═══ Information supplied
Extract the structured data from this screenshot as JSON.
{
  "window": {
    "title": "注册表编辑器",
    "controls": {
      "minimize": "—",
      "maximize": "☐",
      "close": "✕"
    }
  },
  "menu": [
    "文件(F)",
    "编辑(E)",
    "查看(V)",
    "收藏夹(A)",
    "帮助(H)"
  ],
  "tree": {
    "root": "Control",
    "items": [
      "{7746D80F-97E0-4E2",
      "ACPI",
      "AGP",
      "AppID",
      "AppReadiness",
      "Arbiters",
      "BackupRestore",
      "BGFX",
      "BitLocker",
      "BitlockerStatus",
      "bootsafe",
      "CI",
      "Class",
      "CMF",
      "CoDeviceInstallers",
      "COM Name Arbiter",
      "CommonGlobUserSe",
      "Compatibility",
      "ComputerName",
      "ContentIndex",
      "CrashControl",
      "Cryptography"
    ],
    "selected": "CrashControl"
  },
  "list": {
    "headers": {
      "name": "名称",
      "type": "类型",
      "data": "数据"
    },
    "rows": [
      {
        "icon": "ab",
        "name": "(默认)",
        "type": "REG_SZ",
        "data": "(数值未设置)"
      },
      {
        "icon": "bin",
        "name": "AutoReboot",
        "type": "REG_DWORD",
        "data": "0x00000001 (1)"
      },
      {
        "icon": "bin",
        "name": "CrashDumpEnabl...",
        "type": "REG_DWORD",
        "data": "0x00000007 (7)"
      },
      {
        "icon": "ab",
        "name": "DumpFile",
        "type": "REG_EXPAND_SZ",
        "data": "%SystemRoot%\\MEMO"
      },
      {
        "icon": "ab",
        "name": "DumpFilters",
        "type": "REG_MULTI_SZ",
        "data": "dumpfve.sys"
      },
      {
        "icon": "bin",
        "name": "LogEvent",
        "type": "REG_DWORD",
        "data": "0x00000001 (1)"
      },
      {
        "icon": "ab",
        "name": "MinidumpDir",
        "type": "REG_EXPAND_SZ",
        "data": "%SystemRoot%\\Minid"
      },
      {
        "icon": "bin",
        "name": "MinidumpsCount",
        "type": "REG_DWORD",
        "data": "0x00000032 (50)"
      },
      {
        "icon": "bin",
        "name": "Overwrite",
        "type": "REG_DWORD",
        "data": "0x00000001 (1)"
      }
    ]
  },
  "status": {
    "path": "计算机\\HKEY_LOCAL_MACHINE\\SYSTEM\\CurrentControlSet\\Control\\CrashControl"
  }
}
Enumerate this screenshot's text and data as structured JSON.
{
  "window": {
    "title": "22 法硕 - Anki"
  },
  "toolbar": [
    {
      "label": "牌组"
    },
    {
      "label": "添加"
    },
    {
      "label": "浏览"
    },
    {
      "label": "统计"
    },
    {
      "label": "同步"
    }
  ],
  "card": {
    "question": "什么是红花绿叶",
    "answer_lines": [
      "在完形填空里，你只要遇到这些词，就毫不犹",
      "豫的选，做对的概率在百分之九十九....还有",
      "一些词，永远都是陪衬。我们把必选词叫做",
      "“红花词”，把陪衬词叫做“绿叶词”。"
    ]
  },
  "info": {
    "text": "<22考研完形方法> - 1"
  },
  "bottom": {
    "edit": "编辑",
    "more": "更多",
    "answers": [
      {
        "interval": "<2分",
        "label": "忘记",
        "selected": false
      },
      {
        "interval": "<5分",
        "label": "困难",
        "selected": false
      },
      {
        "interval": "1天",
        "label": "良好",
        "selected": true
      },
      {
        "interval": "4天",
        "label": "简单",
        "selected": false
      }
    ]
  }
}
══════
Output the lines above verbatim and in full.

#### Expected answer:
Extract the structured data from this screenshot as JSON.
{
  "window": {
    "title": "注册表编辑器",
    "controls": {
      "minimize": "—",
      "maximize": "☐",
      "close": "✕"
    }
  },
  "menu": [
    "文件(F)",
    "编辑(E)",
    "查看(V)",
    "收藏夹(A)",
    "帮助(H)"
  ],
  "tree": {
    "root": "Control",
    "items": [
      "{7746D80F-97E0-4E2",
      "ACPI",
      "AGP",
      "AppID",
      "AppReadiness",
      "Arbiters",
      "BackupRestore",
      "BGFX",
      "BitLocker",
      "BitlockerStatus",
      "bootsafe",
      "CI",
      "Class",
      "CMF",
      "CoDeviceInstallers",
      "COM Name Arbiter",
      "CommonGlobUserSe",
      "Compatibility",
      "ComputerName",
      "ContentIndex",
      "CrashControl",
      "Cryptography"
    ],
    "selected": "CrashControl"
  },
  "list": {
    "headers": {
      "name": "名称",
      "type": "类型",
      "data": "数据"
    },
    "rows": [
      {
        "icon": "ab",
        "name": "(默认)",
        "type": "REG_SZ",
        "data": "(数值未设置)"
      },
      {
        "icon": "bin",
        "name": "AutoReboot",
        "type": "REG_DWORD",
        "data": "0x00000001 (1)"
      },
      {
        "icon": "bin",
        "name": "CrashDumpEnabl...",
        "type": "REG_DWORD",
        "data": "0x00000007 (7)"
      },
      {
        "icon": "ab",
        "name": "DumpFile",
        "type": "REG_EXPAND_SZ",
        "data": "%SystemRoot%\\MEMO"
      },
      {
        "icon": "ab",
        "name": "DumpFilters",
        "type": "REG_MULTI_SZ",
        "data": "dumpfve.sys"
      },
      {
        "icon": "bin",
        "name": "LogEvent",
        "type": "REG_DWORD",
        "data": "0x00000001 (1)"
      },
      {
        "icon": "ab",
        "name": "MinidumpDir",
        "type": "REG_EXPAND_SZ",
        "data": "%SystemRoot%\\Minid"
      },
      {
        "icon": "bin",
        "name": "MinidumpsCount",
        "type": "REG_DWORD",
        "data": "0x00000032 (50)"
      },
      {
        "icon": "bin",
        "name": "Overwrite",
        "type": "REG_DWORD",
        "data": "0x00000001 (1)"
      }
    ]
  },
  "status": {
    "path": "计算机\\HKEY_LOCAL_MACHINE\\SYSTEM\\CurrentControlSet\\Control\\CrashControl"
  }
}
Enumerate this screenshot's text and data as structured JSON.
{
  "window": {
    "title": "22 法硕 - Anki"
  },
  "toolbar": [
    {
      "label": "牌组"
    },
    {
      "label": "添加"
    },
    {
      "label": "浏览"
    },
    {
      "label": "统计"
    },
    {
      "label": "同步"
    }
  ],
  "card": {
    "question": "什么是红花绿叶",
    "answer_lines": [
      "在完形填空里，你只要遇到这些词，就毫不犹",
      "豫的选，做对的概率在百分之九十九....还有",
      "一些词，永远都是陪衬。我们把必选词叫做",
      "“红花词”，把陪衬词叫做“绿叶词”。"
    ]
  },
  "info": {
    "text": "<22考研完形方法> - 1"
  },
  "bottom": {
    "edit": "编辑",
    "more": "更多",
    "answers": [
      {
        "interval": "<2分",
        "label": "忘记",
        "selected": false
      },
      {
        "interval": "<5分",
        "label": "困难",
        "selected": false
      },
      {
        "interval": "1天",
        "label": "良好",
        "selected": true
      },
      {
        "interval": "4天",
        "label": "简单",
        "selected": false
      }
    ]
  }
}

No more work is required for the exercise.